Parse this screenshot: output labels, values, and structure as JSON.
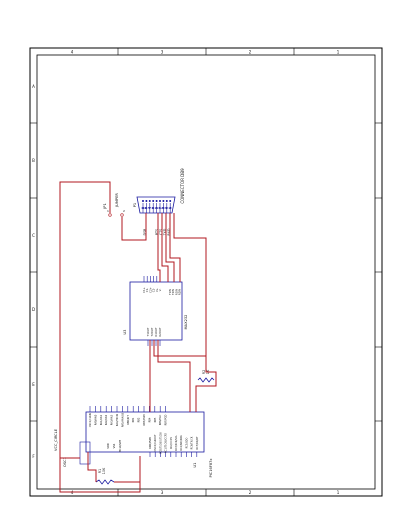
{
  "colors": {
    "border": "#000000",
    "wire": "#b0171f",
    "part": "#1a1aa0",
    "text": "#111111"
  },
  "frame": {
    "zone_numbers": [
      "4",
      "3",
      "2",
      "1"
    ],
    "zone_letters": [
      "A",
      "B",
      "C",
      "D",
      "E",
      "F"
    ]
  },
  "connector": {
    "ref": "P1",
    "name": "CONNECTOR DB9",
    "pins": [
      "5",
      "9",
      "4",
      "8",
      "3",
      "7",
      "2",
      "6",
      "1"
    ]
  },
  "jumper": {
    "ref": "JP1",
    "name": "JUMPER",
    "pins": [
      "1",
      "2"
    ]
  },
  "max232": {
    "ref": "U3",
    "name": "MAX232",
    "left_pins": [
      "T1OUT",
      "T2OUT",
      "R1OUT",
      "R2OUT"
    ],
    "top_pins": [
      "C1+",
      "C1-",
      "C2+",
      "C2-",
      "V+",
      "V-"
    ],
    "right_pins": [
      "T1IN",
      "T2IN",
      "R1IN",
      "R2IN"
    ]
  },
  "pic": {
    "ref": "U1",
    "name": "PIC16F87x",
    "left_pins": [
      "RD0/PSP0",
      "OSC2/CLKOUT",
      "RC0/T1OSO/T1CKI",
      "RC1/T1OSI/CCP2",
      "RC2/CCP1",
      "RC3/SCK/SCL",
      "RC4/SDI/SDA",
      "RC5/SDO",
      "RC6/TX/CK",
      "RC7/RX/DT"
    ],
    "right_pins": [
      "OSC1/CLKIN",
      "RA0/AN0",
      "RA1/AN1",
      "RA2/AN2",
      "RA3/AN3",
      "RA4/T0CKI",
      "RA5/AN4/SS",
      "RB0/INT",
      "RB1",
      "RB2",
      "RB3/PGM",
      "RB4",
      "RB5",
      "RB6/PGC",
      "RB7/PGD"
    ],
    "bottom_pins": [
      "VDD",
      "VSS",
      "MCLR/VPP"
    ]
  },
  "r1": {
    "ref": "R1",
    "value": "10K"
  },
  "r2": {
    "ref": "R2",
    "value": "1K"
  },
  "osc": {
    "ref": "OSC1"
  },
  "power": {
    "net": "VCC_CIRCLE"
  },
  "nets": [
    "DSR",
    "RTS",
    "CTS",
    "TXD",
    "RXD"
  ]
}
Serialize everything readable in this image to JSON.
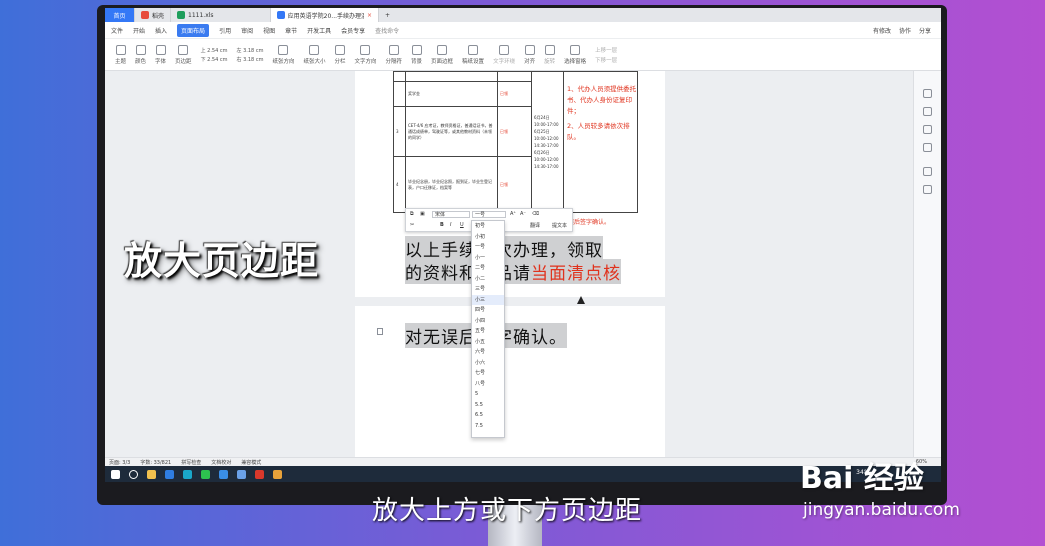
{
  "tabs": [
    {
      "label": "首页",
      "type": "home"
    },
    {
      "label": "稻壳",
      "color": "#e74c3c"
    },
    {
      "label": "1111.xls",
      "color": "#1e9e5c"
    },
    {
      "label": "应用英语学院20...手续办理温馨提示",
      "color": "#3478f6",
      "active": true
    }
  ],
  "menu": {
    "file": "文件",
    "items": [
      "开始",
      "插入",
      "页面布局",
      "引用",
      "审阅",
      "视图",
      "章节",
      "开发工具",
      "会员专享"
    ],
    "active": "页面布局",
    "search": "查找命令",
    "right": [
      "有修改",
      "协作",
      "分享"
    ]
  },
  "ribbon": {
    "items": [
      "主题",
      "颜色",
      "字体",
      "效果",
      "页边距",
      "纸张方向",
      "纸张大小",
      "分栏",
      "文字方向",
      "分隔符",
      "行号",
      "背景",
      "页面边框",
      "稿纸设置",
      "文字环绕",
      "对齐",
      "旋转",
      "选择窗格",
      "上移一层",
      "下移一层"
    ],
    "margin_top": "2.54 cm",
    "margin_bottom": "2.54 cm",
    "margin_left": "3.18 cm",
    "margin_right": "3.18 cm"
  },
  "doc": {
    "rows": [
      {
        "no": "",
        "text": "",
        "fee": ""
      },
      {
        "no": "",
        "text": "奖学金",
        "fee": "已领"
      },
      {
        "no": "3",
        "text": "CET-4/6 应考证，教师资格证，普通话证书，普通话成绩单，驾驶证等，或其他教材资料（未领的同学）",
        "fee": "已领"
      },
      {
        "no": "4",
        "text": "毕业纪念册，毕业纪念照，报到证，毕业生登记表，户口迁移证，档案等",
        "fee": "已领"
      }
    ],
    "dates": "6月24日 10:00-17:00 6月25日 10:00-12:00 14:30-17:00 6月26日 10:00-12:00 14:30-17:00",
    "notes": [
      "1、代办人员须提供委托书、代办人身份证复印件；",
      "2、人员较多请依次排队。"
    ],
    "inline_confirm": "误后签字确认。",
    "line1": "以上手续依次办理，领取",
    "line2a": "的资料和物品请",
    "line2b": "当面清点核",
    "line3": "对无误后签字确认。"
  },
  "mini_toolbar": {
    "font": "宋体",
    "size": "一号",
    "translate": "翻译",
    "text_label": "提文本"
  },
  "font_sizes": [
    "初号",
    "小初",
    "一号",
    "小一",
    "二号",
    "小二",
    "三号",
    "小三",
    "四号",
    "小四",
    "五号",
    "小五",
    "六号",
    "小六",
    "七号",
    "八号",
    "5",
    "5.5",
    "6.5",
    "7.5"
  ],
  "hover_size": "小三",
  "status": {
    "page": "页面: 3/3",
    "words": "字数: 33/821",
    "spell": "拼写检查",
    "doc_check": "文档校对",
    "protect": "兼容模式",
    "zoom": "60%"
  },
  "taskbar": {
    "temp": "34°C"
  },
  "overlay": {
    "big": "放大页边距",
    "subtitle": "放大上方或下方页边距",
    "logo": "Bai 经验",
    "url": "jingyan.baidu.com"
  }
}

===

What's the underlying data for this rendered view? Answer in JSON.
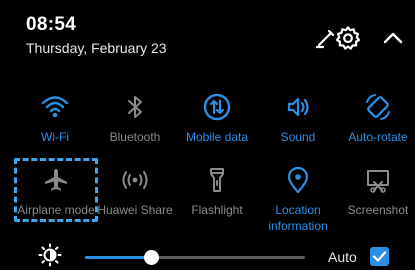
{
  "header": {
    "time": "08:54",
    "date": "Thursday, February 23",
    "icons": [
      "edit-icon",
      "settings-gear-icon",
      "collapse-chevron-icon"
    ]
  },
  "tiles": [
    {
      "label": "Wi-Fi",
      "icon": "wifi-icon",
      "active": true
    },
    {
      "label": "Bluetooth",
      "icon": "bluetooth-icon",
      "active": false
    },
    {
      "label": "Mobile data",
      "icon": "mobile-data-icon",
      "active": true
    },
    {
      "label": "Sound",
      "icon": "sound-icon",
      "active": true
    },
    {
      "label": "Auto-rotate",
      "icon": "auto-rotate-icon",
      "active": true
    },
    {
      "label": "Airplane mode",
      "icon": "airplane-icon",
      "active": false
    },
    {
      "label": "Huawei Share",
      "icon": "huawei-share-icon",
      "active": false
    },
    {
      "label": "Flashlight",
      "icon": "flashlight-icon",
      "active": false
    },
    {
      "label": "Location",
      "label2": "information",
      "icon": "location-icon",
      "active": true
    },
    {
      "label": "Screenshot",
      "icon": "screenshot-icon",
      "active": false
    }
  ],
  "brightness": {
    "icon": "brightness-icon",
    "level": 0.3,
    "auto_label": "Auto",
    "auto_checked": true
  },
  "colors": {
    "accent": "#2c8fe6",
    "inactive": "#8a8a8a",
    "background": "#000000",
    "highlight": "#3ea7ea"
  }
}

===

Gather all lines from the records above in which "JSON" appears.

Parse this screenshot: output labels, values, and structure as JSON.
Serialize everything readable in this image to JSON.
What's the underlying data for this rendered view? Answer in JSON.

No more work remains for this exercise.